-- Available data start --
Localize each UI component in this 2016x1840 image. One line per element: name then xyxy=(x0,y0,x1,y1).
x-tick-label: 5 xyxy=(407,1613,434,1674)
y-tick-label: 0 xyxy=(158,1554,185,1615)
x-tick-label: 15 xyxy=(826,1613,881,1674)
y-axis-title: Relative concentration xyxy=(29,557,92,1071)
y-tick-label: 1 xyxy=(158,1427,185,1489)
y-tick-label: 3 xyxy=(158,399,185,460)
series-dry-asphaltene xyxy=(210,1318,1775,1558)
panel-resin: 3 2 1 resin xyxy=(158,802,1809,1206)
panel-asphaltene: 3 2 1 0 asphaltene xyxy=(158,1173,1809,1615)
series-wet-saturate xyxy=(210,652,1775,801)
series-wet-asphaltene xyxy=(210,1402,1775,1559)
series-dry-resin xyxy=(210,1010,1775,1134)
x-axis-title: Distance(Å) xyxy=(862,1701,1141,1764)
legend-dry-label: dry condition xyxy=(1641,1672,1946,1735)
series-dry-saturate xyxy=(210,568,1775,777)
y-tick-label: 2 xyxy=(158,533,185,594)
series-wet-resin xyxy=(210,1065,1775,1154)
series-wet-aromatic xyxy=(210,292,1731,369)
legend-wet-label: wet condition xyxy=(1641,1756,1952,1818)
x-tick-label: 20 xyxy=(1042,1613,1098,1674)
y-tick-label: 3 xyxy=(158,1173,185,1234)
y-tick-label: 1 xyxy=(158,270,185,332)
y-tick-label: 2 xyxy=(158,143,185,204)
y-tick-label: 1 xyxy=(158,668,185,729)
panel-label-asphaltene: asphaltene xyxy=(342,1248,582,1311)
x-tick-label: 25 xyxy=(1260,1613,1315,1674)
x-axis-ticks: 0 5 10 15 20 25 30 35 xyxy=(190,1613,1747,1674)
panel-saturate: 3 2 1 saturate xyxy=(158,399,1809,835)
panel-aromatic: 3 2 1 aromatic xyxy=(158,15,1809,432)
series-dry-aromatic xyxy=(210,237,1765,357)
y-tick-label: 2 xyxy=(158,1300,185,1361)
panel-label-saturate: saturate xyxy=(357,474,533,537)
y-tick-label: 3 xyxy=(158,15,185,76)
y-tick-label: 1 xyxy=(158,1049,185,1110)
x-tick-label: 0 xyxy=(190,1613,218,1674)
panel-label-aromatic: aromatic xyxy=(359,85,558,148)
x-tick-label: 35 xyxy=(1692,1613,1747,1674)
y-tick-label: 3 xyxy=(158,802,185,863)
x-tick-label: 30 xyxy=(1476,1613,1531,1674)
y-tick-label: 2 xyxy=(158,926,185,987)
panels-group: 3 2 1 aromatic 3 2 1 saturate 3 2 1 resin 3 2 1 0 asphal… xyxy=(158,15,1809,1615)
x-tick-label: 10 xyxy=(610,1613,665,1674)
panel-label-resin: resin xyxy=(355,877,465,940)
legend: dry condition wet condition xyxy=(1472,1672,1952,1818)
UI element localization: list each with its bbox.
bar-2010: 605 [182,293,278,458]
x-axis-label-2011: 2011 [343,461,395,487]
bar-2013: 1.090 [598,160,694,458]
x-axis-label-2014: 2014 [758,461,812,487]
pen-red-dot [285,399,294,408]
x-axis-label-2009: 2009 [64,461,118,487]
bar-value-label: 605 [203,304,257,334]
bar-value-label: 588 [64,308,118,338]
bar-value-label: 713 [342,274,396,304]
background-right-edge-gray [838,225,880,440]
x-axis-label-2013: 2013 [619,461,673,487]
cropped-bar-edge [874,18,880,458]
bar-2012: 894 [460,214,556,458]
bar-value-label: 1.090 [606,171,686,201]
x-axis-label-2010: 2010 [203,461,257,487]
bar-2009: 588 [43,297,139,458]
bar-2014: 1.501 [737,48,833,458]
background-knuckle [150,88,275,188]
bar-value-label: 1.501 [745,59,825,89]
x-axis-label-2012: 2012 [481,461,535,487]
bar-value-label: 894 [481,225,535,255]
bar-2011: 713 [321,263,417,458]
-- Available data end --
- Aim of the exercise -
Present every line of the items above as a numbered list, omitting any blank lines.

- Final result -
1. Localize each UI component in this 2016x1840 image. One line per element: name then xyxy=(x0,y0,x1,y1).
2. x-tick-label: 5 xyxy=(407,1613,434,1674)
3. y-tick-label: 0 xyxy=(158,1554,185,1615)
4. x-tick-label: 15 xyxy=(826,1613,881,1674)
5. y-axis-title: Relative concentration xyxy=(29,557,92,1071)
6. y-tick-label: 1 xyxy=(158,1427,185,1489)
7. y-tick-label: 3 xyxy=(158,399,185,460)
8. series-dry-asphaltene xyxy=(210,1318,1775,1558)
9. panel-resin: 3 2 1 resin xyxy=(158,802,1809,1206)
10. panel-asphaltene: 3 2 1 0 asphaltene xyxy=(158,1173,1809,1615)
11. series-wet-saturate xyxy=(210,652,1775,801)
12. series-wet-asphaltene xyxy=(210,1402,1775,1559)
13. series-dry-resin xyxy=(210,1010,1775,1134)
14. x-axis-title: Distance(Å) xyxy=(862,1701,1141,1764)
15. legend-dry-label: dry condition xyxy=(1641,1672,1946,1735)
16. series-dry-saturate xyxy=(210,568,1775,777)
17. y-tick-label: 2 xyxy=(158,533,185,594)
18. series-wet-resin xyxy=(210,1065,1775,1154)
19. series-wet-aromatic xyxy=(210,292,1731,369)
20. legend-wet-label: wet condition xyxy=(1641,1756,1952,1818)
21. x-tick-label: 20 xyxy=(1042,1613,1098,1674)
22. y-tick-label: 3 xyxy=(158,1173,185,1234)
23. y-tick-label: 1 xyxy=(158,270,185,332)
24. y-tick-label: 2 xyxy=(158,143,185,204)
25. y-tick-label: 1 xyxy=(158,668,185,729)
26. panel-label-asphaltene: asphaltene xyxy=(342,1248,582,1311)
27. x-tick-label: 25 xyxy=(1260,1613,1315,1674)
28. x-axis-ticks: 0 5 10 15 20 25 30 35 xyxy=(190,1613,1747,1674)
29. panel-saturate: 3 2 1 saturate xyxy=(158,399,1809,835)
30. panel-aromatic: 3 2 1 aromatic xyxy=(158,15,1809,432)
31. series-dry-aromatic xyxy=(210,237,1765,357)
32. y-tick-label: 2 xyxy=(158,1300,185,1361)
33. panel-label-saturate: saturate xyxy=(357,474,533,537)
34. y-tick-label: 3 xyxy=(158,15,185,76)
35. y-tick-label: 1 xyxy=(158,1049,185,1110)
36. x-tick-label: 0 xyxy=(190,1613,218,1674)
37. panel-label-aromatic: aromatic xyxy=(359,85,558,148)
38. x-tick-label: 35 xyxy=(1692,1613,1747,1674)
39. y-tick-label: 3 xyxy=(158,802,185,863)
40. x-tick-label: 30 xyxy=(1476,1613,1531,1674)
41. y-tick-label: 2 xyxy=(158,926,185,987)
42. panels-group: 3 2 1 aromatic 3 2 1 saturate 3 2 1 resin 3 2 1 0 asphal… xyxy=(158,15,1809,1615)
43. x-tick-label: 10 xyxy=(610,1613,665,1674)
44. panel-label-resin: resin xyxy=(355,877,465,940)
45. legend: dry condition wet condition xyxy=(1472,1672,1952,1818)
46. UI element localization: list each with its bbox.
47. bar-2010: 605 [182,293,278,458]
48. x-axis-label-2011: 2011 [343,461,395,487]
49. bar-2013: 1.090 [598,160,694,458]
50. x-axis-label-2014: 2014 [758,461,812,487]
51. pen-red-dot [285,399,294,408]
52. x-axis-label-2009: 2009 [64,461,118,487]
53. bar-value-label: 605 [203,304,257,334]
54. bar-value-label: 588 [64,308,118,338]
55. bar-value-label: 713 [342,274,396,304]
56. background-right-edge-gray [838,225,880,440]
57. x-axis-label-2013: 2013 [619,461,673,487]
58. cropped-bar-edge [874,18,880,458]
59. bar-2012: 894 [460,214,556,458]
60. bar-value-label: 1.090 [606,171,686,201]
61. x-axis-label-2010: 2010 [203,461,257,487]
62. bar-2009: 588 [43,297,139,458]
63. bar-2014: 1.501 [737,48,833,458]
64. background-knuckle [150,88,275,188]
65. bar-value-label: 1.501 [745,59,825,89]
66. x-axis-label-2012: 2012 [481,461,535,487]
67. bar-value-label: 894 [481,225,535,255]
68. bar-2011: 713 [321,263,417,458]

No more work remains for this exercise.